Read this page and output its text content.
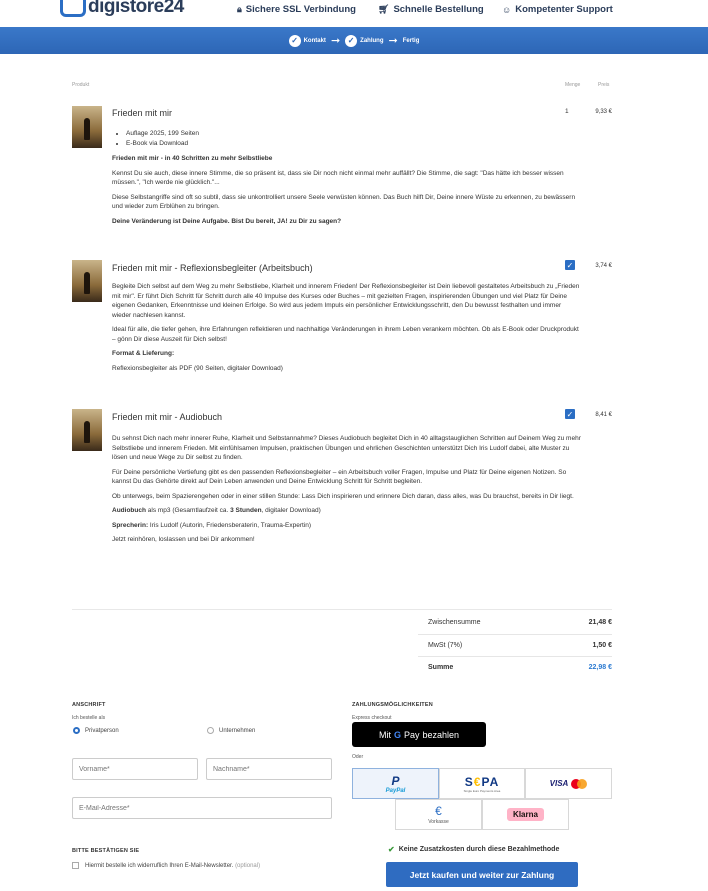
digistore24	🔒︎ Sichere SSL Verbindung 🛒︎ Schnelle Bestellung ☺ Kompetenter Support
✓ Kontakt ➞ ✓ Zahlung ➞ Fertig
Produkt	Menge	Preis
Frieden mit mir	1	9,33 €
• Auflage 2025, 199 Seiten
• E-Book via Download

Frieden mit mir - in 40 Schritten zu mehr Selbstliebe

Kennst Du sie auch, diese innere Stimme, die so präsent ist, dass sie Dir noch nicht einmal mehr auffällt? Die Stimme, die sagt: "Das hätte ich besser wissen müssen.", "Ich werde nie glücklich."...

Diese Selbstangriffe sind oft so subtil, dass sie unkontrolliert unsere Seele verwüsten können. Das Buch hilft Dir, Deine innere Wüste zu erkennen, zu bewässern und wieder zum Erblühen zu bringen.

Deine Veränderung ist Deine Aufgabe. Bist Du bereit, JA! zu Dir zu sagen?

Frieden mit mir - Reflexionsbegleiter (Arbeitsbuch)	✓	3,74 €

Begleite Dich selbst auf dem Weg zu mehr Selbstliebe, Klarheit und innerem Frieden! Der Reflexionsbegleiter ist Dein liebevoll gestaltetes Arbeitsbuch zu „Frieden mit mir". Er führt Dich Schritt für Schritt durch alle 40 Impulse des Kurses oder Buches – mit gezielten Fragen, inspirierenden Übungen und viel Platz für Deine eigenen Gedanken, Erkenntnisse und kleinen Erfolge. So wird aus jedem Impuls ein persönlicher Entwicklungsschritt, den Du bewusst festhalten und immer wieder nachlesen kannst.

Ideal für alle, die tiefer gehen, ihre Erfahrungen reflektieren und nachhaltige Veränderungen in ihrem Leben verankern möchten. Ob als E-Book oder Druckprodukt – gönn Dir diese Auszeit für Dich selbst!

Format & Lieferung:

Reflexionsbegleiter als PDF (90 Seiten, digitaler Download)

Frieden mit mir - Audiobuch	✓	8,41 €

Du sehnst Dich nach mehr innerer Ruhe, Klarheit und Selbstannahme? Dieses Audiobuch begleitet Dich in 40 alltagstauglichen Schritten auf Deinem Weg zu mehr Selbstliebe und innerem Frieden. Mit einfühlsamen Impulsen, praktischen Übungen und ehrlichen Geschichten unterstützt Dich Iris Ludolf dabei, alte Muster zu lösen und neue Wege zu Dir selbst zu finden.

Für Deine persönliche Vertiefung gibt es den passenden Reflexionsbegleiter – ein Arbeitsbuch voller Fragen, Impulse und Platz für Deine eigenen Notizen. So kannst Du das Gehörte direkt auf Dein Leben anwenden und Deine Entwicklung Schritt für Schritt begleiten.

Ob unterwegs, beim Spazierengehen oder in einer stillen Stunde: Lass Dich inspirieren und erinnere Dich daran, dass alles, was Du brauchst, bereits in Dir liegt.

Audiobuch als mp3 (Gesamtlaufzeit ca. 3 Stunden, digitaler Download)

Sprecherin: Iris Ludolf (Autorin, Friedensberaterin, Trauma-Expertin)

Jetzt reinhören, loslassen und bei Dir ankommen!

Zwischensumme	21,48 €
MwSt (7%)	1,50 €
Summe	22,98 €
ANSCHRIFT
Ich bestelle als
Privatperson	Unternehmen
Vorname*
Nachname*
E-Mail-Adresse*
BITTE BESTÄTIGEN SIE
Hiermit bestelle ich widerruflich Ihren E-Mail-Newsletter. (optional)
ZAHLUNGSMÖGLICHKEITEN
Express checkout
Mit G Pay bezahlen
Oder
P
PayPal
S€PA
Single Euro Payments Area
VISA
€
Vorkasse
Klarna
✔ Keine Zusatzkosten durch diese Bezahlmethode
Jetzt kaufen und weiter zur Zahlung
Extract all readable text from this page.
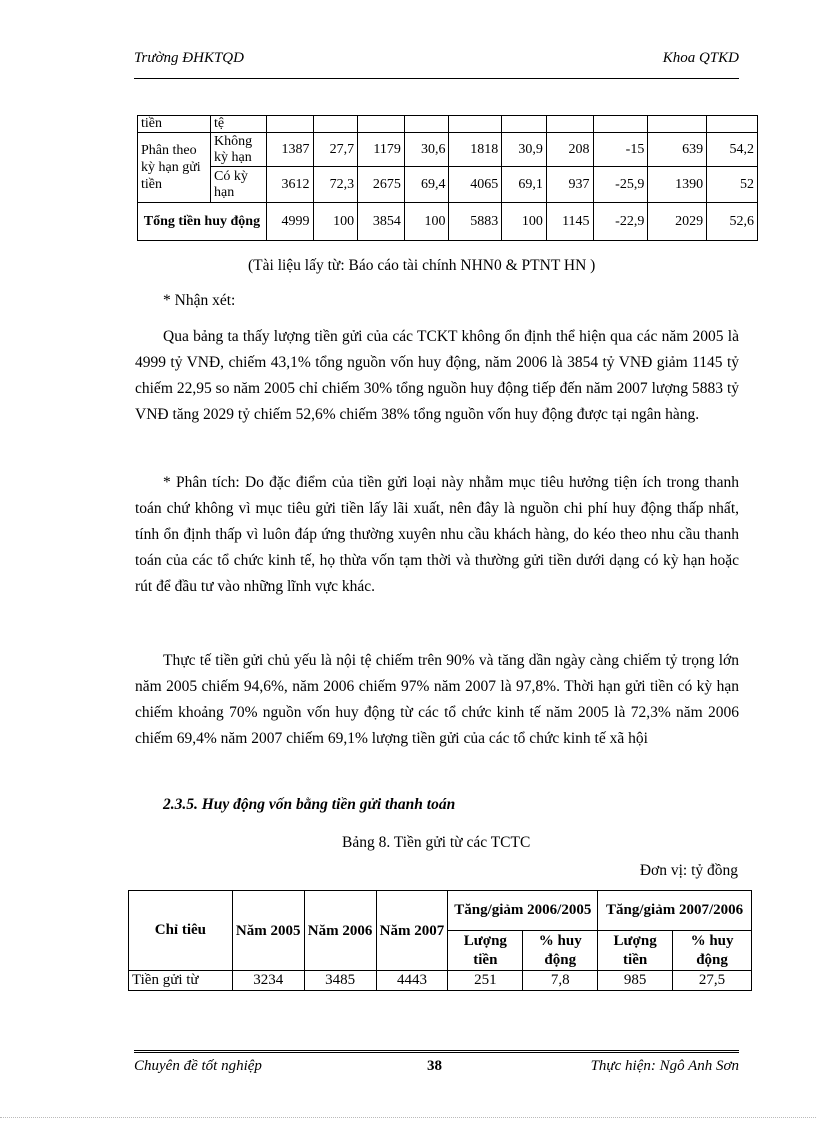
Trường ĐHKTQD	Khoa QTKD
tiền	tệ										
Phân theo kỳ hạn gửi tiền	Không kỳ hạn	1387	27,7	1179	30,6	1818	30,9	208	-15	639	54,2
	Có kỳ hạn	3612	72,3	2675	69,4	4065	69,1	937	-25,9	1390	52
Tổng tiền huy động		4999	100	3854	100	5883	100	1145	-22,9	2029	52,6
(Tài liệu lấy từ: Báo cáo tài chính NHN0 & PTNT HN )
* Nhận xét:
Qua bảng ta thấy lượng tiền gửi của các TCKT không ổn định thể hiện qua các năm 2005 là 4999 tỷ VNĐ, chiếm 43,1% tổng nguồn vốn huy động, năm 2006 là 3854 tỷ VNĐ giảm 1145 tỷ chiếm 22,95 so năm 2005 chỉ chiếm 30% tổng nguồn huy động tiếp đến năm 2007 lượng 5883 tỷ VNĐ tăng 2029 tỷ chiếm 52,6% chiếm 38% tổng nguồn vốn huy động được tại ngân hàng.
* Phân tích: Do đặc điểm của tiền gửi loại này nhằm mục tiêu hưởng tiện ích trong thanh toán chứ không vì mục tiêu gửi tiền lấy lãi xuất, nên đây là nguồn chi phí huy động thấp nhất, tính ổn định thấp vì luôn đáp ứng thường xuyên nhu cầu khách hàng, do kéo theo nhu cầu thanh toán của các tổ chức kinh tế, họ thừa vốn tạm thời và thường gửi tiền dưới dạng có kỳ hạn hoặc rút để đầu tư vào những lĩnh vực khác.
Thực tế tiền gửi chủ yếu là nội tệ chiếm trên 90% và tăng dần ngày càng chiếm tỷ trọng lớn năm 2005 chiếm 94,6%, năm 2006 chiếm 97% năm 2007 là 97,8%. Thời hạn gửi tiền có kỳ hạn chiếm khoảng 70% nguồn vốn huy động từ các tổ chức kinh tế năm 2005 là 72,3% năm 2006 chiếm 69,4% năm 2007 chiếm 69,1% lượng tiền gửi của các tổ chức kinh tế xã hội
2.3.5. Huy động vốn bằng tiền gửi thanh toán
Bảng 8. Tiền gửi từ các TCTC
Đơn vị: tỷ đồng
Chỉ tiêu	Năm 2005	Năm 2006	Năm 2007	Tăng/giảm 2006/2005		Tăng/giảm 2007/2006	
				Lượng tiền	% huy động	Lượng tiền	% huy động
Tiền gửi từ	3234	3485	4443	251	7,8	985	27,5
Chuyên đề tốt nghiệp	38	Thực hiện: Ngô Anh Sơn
========================================
**Work to complete:** Pull every line containing "Phân" from the material above.

**Response to this task:**
Phân theo kỳ hạn gửi tiền	Không kỳ hạn	1387	27,7	1179	30,6	1818	30,9	208	-15	639	54,2
* Phân tích: Do đặc điểm của tiền gửi loại này nhằm mục tiêu hưởng tiện ích trong thanh toán chứ không vì mục tiêu gửi tiền lấy lãi xuất, nên đây là nguồn chi phí huy động thấp nhất, tính ổn định thấp vì luôn đáp ứng thường xuyên nhu cầu khách hàng, do kéo theo nhu cầu thanh toán của các tổ chức kinh tế, họ thừa vốn tạm thời và thường gửi tiền dưới dạng có kỳ hạn hoặc rút để đầu tư vào những lĩnh vực khác.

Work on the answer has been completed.